--- Start of Material for this task ---

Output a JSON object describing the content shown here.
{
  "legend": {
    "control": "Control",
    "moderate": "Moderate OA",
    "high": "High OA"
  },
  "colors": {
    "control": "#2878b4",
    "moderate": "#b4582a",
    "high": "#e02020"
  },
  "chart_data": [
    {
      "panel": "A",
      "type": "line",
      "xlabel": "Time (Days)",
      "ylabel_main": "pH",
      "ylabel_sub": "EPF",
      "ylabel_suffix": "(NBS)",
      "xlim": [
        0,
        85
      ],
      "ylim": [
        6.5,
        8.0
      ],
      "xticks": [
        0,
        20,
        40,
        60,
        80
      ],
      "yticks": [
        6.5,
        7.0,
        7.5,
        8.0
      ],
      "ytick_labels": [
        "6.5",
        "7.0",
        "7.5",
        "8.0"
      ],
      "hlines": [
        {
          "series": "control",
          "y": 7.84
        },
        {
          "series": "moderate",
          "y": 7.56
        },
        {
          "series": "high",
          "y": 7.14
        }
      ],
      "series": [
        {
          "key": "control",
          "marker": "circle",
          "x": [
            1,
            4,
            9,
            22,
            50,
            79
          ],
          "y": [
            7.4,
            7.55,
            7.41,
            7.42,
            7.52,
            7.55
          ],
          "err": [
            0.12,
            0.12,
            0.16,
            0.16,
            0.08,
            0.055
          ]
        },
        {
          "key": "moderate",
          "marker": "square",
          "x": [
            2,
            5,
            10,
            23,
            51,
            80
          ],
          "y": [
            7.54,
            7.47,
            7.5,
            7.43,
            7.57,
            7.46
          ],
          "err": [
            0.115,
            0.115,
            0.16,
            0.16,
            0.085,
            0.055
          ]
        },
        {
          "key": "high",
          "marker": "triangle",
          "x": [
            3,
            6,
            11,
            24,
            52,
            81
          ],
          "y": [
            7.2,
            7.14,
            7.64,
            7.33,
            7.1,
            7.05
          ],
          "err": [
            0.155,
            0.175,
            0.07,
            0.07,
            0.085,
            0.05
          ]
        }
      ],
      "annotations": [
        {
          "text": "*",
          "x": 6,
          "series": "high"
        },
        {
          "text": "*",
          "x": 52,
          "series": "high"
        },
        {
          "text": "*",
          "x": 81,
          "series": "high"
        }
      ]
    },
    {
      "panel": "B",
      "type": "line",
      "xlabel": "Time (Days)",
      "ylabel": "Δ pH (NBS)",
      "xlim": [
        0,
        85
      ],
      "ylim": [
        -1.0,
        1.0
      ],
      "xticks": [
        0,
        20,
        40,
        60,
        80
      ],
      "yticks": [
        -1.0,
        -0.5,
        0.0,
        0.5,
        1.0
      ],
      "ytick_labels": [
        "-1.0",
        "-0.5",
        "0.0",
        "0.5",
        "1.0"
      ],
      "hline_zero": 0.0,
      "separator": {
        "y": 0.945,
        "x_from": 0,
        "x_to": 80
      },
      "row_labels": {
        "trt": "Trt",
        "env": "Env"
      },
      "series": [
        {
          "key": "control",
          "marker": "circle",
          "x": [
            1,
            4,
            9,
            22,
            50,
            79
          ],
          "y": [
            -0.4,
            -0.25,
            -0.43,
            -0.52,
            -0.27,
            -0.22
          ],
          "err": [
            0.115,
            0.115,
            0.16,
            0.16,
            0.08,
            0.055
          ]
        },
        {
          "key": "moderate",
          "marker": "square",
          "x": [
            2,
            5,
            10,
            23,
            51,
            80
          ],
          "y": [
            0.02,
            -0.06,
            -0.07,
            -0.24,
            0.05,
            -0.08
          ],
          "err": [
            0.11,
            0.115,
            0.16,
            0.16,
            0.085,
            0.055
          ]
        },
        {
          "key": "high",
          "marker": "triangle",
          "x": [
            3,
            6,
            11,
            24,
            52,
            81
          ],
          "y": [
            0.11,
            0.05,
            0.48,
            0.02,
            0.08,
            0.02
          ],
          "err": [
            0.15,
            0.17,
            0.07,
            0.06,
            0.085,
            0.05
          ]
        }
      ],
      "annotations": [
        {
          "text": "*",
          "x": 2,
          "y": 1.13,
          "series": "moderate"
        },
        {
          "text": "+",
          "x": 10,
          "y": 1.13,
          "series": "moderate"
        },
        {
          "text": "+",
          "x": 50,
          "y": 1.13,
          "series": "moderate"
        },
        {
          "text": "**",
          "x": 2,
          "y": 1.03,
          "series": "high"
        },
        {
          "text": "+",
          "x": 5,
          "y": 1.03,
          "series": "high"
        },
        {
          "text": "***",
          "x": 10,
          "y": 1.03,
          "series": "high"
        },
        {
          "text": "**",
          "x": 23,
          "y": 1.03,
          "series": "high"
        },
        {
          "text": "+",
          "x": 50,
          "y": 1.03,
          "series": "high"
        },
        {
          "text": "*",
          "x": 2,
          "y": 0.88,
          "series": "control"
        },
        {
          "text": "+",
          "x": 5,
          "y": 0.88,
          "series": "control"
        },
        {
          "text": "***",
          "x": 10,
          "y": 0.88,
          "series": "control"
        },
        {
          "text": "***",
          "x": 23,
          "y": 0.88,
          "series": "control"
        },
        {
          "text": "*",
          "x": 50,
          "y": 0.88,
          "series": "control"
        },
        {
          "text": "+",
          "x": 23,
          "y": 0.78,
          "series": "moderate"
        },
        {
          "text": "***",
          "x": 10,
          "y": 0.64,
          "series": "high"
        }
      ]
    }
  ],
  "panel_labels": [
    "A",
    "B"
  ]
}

--- End of Material for this task ---

## Work to complete
All of the entries need to be reproduced exactly; please write them out.

## Response to this exercise
Output a JSON object describing the content shown here.
{
  "legend": {
    "control": "Control",
    "moderate": "Moderate OA",
    "high": "High OA"
  },
  "colors": {
    "control": "#2878b4",
    "moderate": "#b4582a",
    "high": "#e02020"
  },
  "chart_data": [
    {
      "panel": "A",
      "type": "line",
      "xlabel": "Time (Days)",
      "ylabel_main": "pH",
      "ylabel_sub": "EPF",
      "ylabel_suffix": "(NBS)",
      "xlim": [
        0,
        85
      ],
      "ylim": [
        6.5,
        8.0
      ],
      "xticks": [
        0,
        20,
        40,
        60,
        80
      ],
      "yticks": [
        6.5,
        7.0,
        7.5,
        8.0
      ],
      "ytick_labels": [
        "6.5",
        "7.0",
        "7.5",
        "8.0"
      ],
      "hlines": [
        {
          "series": "control",
          "y": 7.84
        },
        {
          "series": "moderate",
          "y": 7.56
        },
        {
          "series": "high",
          "y": 7.14
        }
      ],
      "series": [
        {
          "key": "control",
          "marker": "circle",
          "x": [
            1,
            4,
            9,
            22,
            50,
            79
          ],
          "y": [
            7.4,
            7.55,
            7.41,
            7.42,
            7.52,
            7.55
          ],
          "err": [
            0.12,
            0.12,
            0.16,
            0.16,
            0.08,
            0.055
          ]
        },
        {
          "key": "moderate",
          "marker": "square",
          "x": [
            2,
            5,
            10,
            23,
            51,
            80
          ],
          "y": [
            7.54,
            7.47,
            7.5,
            7.43,
            7.57,
            7.46
          ],
          "err": [
            0.115,
            0.115,
            0.16,
            0.16,
            0.085,
            0.055
          ]
        },
        {
          "key": "high",
          "marker": "triangle",
          "x": [
            3,
            6,
            11,
            24,
            52,
            81
          ],
          "y": [
            7.2,
            7.14,
            7.64,
            7.33,
            7.1,
            7.05
          ],
          "err": [
            0.155,
            0.175,
            0.07,
            0.07,
            0.085,
            0.05
          ]
        }
      ],
      "annotations": [
        {
          "text": "*",
          "x": 6,
          "series": "high"
        },
        {
          "text": "*",
          "x": 52,
          "series": "high"
        },
        {
          "text": "*",
          "x": 81,
          "series": "high"
        }
      ]
    },
    {
      "panel": "B",
      "type": "line",
      "xlabel": "Time (Days)",
      "ylabel": "Δ pH (NBS)",
      "xlim": [
        0,
        85
      ],
      "ylim": [
        -1.0,
        1.0
      ],
      "xticks": [
        0,
        20,
        40,
        60,
        80
      ],
      "yticks": [
        -1.0,
        -0.5,
        0.0,
        0.5,
        1.0
      ],
      "ytick_labels": [
        "-1.0",
        "-0.5",
        "0.0",
        "0.5",
        "1.0"
      ],
      "hline_zero": 0.0,
      "separator": {
        "y": 0.945,
        "x_from": 0,
        "x_to": 80
      },
      "row_labels": {
        "trt": "Trt",
        "env": "Env"
      },
      "series": [
        {
          "key": "control",
          "marker": "circle",
          "x": [
            1,
            4,
            9,
            22,
            50,
            79
          ],
          "y": [
            -0.4,
            -0.25,
            -0.43,
            -0.52,
            -0.27,
            -0.22
          ],
          "err": [
            0.115,
            0.115,
            0.16,
            0.16,
            0.08,
            0.055
          ]
        },
        {
          "key": "moderate",
          "marker": "square",
          "x": [
            2,
            5,
            10,
            23,
            51,
            80
          ],
          "y": [
            0.02,
            -0.06,
            -0.07,
            -0.24,
            0.05,
            -0.08
          ],
          "err": [
            0.11,
            0.115,
            0.16,
            0.16,
            0.085,
            0.055
          ]
        },
        {
          "key": "high",
          "marker": "triangle",
          "x": [
            3,
            6,
            11,
            24,
            52,
            81
          ],
          "y": [
            0.11,
            0.05,
            0.48,
            0.02,
            0.08,
            0.02
          ],
          "err": [
            0.15,
            0.17,
            0.07,
            0.06,
            0.085,
            0.05
          ]
        }
      ],
      "annotations": [
        {
          "text": "*",
          "x": 2,
          "y": 1.13,
          "series": "moderate"
        },
        {
          "text": "+",
          "x": 10,
          "y": 1.13,
          "series": "moderate"
        },
        {
          "text": "+",
          "x": 50,
          "y": 1.13,
          "series": "moderate"
        },
        {
          "text": "**",
          "x": 2,
          "y": 1.03,
          "series": "high"
        },
        {
          "text": "+",
          "x": 5,
          "y": 1.03,
          "series": "high"
        },
        {
          "text": "***",
          "x": 10,
          "y": 1.03,
          "series": "high"
        },
        {
          "text": "**",
          "x": 23,
          "y": 1.03,
          "series": "high"
        },
        {
          "text": "+",
          "x": 50,
          "y": 1.03,
          "series": "high"
        },
        {
          "text": "*",
          "x": 2,
          "y": 0.88,
          "series": "control"
        },
        {
          "text": "+",
          "x": 5,
          "y": 0.88,
          "series": "control"
        },
        {
          "text": "***",
          "x": 10,
          "y": 0.88,
          "series": "control"
        },
        {
          "text": "***",
          "x": 23,
          "y": 0.88,
          "series": "control"
        },
        {
          "text": "*",
          "x": 50,
          "y": 0.88,
          "series": "control"
        },
        {
          "text": "+",
          "x": 23,
          "y": 0.78,
          "series": "moderate"
        },
        {
          "text": "***",
          "x": 10,
          "y": 0.64,
          "series": "high"
        }
      ]
    }
  ],
  "panel_labels": [
    "A",
    "B"
  ]
}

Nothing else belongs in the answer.